━━━ MATERIAL PROVIDED ━━━
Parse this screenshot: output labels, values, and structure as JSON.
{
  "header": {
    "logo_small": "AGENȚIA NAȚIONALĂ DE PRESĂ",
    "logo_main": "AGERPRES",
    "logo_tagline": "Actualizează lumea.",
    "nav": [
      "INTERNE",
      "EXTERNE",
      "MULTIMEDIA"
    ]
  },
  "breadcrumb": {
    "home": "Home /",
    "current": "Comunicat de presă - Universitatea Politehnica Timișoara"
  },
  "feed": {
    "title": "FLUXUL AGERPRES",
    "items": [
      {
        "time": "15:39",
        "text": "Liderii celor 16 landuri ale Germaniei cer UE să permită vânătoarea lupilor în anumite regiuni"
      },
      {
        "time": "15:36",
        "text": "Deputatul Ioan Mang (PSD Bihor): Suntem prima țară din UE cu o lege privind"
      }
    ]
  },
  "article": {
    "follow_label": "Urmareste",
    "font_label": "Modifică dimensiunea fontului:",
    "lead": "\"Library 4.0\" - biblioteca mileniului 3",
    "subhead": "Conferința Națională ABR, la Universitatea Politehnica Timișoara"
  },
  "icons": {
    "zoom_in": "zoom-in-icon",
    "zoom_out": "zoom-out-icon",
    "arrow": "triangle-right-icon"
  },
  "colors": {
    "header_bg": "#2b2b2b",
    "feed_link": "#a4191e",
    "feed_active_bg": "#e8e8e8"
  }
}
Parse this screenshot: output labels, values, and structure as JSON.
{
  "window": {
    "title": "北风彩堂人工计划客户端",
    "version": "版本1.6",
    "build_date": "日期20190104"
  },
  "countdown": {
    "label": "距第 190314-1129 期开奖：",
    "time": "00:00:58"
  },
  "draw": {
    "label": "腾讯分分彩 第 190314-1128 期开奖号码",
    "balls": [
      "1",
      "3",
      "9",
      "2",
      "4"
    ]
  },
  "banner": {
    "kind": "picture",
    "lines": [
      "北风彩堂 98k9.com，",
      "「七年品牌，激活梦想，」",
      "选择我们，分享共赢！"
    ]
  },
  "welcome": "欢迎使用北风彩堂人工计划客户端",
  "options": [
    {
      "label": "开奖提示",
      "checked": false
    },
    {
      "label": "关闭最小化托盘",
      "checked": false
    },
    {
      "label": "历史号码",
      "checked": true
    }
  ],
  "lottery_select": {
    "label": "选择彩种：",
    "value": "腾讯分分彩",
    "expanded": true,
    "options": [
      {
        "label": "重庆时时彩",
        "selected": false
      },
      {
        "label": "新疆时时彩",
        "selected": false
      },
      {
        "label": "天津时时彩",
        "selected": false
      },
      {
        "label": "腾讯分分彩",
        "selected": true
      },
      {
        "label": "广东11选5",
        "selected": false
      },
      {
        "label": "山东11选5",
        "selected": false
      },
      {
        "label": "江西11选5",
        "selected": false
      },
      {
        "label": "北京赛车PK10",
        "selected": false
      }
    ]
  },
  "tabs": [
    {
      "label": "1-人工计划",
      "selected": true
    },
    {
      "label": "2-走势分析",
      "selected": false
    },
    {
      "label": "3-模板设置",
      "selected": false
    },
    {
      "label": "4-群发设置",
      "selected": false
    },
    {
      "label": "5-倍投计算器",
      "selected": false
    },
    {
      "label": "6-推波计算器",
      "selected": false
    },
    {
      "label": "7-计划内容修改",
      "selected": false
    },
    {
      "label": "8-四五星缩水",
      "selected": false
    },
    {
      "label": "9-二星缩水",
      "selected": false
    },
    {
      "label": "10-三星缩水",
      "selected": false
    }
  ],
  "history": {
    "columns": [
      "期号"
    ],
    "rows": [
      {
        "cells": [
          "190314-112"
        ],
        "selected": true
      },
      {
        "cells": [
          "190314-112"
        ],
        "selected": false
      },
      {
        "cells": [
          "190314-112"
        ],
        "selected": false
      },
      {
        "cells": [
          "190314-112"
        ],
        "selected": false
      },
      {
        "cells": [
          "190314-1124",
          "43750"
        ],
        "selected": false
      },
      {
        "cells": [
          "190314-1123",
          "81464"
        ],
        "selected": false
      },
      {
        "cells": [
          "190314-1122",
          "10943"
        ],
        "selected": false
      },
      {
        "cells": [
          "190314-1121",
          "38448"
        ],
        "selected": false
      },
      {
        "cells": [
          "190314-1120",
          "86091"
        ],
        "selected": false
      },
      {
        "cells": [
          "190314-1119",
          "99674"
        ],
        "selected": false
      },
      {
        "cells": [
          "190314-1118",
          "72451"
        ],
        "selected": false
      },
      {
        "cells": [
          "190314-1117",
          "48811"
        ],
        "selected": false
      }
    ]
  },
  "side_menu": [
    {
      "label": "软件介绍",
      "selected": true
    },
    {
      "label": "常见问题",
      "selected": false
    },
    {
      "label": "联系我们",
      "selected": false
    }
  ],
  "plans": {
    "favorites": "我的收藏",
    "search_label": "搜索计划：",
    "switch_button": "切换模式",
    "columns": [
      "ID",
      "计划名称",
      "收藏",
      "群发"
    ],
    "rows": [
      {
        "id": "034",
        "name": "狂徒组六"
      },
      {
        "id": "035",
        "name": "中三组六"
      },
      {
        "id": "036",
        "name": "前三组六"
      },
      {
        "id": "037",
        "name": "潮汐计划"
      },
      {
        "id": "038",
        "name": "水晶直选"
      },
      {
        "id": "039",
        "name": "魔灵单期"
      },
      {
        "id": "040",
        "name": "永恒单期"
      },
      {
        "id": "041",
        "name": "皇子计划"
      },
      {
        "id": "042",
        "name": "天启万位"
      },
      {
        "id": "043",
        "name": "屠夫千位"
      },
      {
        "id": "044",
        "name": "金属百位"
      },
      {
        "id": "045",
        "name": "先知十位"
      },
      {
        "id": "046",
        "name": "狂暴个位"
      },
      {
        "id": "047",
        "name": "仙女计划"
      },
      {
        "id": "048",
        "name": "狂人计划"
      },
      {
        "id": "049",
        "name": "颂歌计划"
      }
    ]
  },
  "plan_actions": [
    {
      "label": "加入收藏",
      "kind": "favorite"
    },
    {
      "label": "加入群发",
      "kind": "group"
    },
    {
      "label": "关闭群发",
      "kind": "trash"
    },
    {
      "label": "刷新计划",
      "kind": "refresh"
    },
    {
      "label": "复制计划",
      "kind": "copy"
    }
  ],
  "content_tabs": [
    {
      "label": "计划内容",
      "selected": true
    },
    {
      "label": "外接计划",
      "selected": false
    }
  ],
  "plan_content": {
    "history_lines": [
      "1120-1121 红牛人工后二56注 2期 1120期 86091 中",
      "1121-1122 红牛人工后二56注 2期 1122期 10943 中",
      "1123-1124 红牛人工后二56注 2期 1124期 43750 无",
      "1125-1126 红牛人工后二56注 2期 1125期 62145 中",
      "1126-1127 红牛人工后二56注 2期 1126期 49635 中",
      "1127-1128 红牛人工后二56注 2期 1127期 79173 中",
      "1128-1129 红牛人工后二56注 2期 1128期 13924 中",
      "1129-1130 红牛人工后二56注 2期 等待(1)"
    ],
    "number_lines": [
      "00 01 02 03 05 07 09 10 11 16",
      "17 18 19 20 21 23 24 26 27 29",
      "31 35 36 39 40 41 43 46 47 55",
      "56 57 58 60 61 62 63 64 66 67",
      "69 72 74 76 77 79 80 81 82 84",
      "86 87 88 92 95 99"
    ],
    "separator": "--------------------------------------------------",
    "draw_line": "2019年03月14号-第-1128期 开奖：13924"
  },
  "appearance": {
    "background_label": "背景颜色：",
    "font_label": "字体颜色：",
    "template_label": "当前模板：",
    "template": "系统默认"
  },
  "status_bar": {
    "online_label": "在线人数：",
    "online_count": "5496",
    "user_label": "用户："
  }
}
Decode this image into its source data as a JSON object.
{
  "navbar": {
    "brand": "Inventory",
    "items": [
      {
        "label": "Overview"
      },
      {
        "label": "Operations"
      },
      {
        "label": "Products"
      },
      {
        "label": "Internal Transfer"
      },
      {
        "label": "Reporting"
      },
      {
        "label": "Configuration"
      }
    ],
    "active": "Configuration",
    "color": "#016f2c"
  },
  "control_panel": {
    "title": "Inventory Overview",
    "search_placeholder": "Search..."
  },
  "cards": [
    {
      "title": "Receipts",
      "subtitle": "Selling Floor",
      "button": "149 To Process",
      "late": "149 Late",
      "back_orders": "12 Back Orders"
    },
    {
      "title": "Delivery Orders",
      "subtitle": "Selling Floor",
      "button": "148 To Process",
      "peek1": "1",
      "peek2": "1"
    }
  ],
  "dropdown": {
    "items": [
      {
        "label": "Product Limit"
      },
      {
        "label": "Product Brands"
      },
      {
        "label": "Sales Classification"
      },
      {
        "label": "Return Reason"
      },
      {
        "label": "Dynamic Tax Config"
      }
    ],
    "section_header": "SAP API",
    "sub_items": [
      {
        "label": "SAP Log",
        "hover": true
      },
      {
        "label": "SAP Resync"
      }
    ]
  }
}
━━━
Make an exact copy of every line from the one with "Decode this image" to the end of the data, with the first and last of those lines included.

## RESULT
Decode this image into its source data as a JSON object.
{
  "navbar": {
    "brand": "Inventory",
    "items": [
      {
        "label": "Overview"
      },
      {
        "label": "Operations"
      },
      {
        "label": "Products"
      },
      {
        "label": "Internal Transfer"
      },
      {
        "label": "Reporting"
      },
      {
        "label": "Configuration"
      }
    ],
    "active": "Configuration",
    "color": "#016f2c"
  },
  "control_panel": {
    "title": "Inventory Overview",
    "search_placeholder": "Search..."
  },
  "cards": [
    {
      "title": "Receipts",
      "subtitle": "Selling Floor",
      "button": "149 To Process",
      "late": "149 Late",
      "back_orders": "12 Back Orders"
    },
    {
      "title": "Delivery Orders",
      "subtitle": "Selling Floor",
      "button": "148 To Process",
      "peek1": "1",
      "peek2": "1"
    }
  ],
  "dropdown": {
    "items": [
      {
        "label": "Product Limit"
      },
      {
        "label": "Product Brands"
      },
      {
        "label": "Sales Classification"
      },
      {
        "label": "Return Reason"
      },
      {
        "label": "Dynamic Tax Config"
      }
    ],
    "section_header": "SAP API",
    "sub_items": [
      {
        "label": "SAP Log",
        "hover": true
      },
      {
        "label": "SAP Resync"
      }
    ]
  }
}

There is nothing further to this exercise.